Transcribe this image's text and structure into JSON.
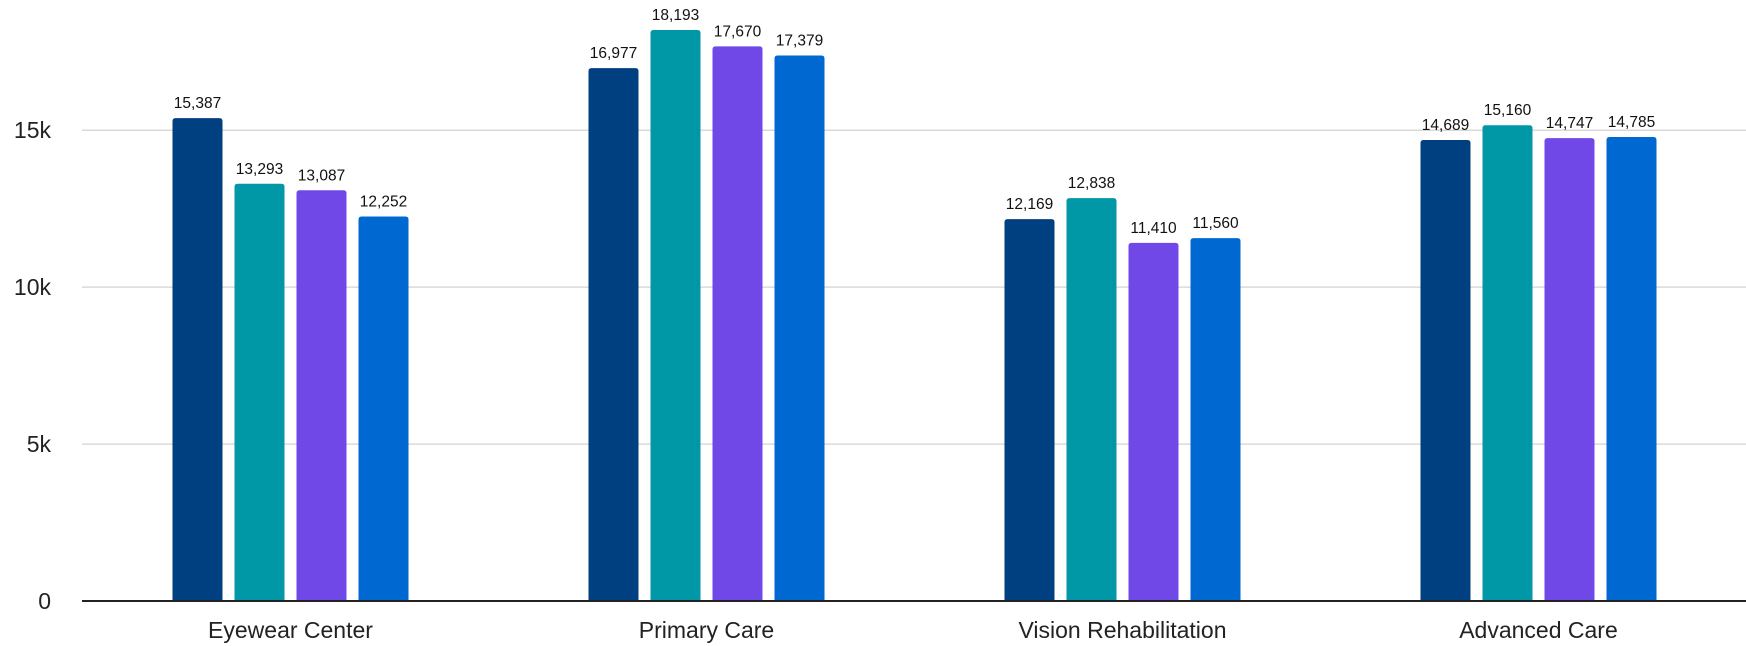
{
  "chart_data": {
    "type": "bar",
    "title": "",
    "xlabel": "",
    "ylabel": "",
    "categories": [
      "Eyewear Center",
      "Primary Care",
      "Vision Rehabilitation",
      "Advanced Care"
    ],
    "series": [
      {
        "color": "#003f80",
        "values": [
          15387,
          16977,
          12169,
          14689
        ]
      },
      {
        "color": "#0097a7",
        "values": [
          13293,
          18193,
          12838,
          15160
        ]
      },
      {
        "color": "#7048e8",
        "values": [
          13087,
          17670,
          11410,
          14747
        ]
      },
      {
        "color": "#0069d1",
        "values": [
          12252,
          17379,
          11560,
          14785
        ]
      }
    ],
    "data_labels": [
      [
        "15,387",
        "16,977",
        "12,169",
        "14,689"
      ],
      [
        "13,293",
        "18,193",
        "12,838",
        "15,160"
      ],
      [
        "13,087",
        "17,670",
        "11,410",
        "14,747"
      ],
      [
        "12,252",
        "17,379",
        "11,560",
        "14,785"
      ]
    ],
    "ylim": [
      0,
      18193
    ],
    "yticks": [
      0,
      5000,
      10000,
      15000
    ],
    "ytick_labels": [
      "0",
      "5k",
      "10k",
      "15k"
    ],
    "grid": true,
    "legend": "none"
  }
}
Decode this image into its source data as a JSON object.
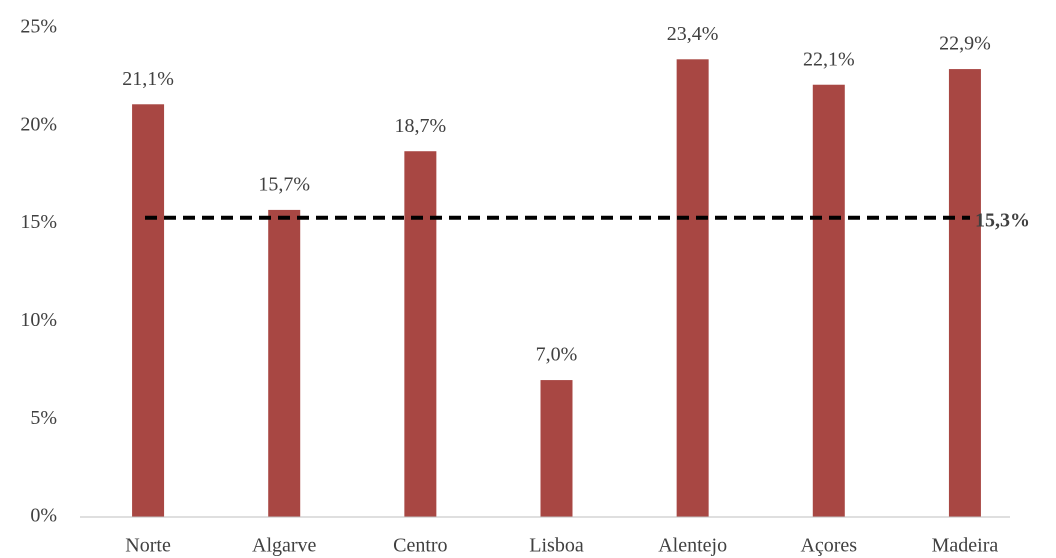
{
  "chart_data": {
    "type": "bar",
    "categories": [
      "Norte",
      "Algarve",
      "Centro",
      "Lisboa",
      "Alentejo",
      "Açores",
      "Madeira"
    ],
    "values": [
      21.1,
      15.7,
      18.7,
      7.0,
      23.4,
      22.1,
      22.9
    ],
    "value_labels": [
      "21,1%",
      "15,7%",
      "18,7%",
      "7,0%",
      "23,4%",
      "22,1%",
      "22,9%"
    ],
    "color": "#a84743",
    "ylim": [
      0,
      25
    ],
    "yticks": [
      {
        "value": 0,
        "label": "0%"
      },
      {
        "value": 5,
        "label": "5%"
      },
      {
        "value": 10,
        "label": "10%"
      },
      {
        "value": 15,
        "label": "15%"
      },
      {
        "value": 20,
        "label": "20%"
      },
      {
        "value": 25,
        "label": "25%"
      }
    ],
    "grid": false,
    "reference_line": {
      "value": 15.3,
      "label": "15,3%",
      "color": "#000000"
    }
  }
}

━━━━━━━━━━━━━━━━━━━━

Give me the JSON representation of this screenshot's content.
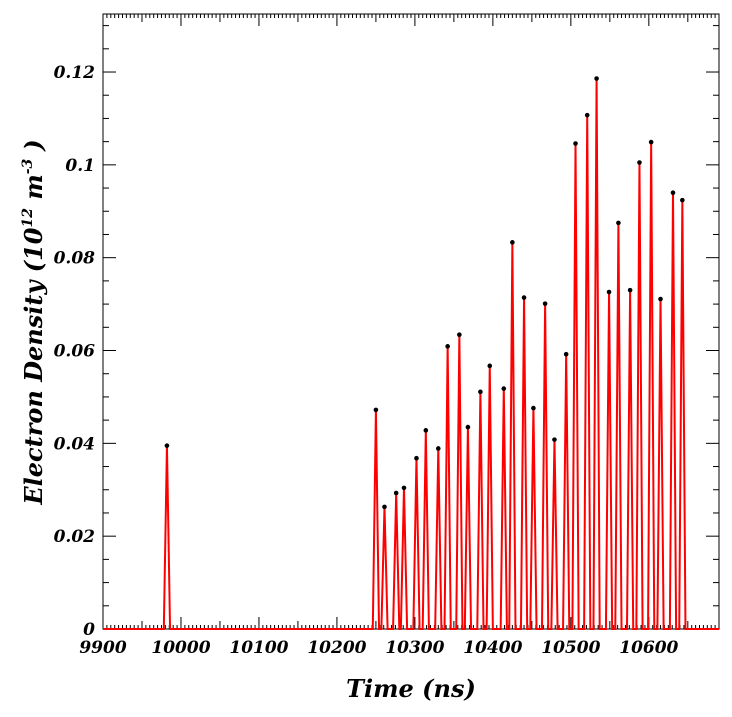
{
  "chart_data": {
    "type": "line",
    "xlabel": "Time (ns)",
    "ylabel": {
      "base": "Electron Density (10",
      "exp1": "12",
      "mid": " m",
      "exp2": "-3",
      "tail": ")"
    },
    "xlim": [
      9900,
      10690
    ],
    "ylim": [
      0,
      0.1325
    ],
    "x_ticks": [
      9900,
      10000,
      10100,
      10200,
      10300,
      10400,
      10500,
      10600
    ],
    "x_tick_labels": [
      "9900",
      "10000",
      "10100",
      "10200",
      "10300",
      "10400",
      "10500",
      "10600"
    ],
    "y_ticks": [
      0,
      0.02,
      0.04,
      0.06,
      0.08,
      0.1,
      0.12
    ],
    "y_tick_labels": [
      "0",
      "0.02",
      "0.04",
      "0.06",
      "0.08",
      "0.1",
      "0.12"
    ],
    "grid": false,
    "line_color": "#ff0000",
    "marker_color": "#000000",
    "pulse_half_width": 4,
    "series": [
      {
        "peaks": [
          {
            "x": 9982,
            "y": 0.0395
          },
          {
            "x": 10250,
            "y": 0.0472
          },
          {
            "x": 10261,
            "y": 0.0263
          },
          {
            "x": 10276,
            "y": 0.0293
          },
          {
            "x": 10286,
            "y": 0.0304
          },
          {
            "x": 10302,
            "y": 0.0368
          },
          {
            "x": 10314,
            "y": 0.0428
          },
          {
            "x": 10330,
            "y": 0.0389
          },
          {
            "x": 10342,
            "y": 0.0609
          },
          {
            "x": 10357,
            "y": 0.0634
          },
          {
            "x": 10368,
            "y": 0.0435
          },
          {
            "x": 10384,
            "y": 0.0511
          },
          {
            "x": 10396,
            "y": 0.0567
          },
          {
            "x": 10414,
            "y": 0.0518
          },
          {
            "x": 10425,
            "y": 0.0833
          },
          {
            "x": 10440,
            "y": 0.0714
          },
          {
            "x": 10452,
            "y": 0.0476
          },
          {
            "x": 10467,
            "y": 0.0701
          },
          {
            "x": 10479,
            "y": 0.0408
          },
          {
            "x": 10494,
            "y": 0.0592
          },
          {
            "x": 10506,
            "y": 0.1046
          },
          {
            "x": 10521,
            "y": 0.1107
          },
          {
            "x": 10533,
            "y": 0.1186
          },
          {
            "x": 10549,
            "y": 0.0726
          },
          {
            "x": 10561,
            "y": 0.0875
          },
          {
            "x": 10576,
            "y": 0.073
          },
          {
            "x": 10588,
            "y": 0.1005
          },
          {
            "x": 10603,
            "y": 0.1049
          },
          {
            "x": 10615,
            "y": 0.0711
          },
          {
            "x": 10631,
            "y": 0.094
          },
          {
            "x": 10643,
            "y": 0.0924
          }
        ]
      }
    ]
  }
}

━━━━━━━━━━━━━━━━━━━━

**Problem statement:**
For each line in the data above that contains the string "JSON", extract the line.

**Response for this exercise:**
Transcribe this image's text and structure into JSON.
Decode this image into its source data as a JSON object.
Give me the JSON representation of this screenshot's content.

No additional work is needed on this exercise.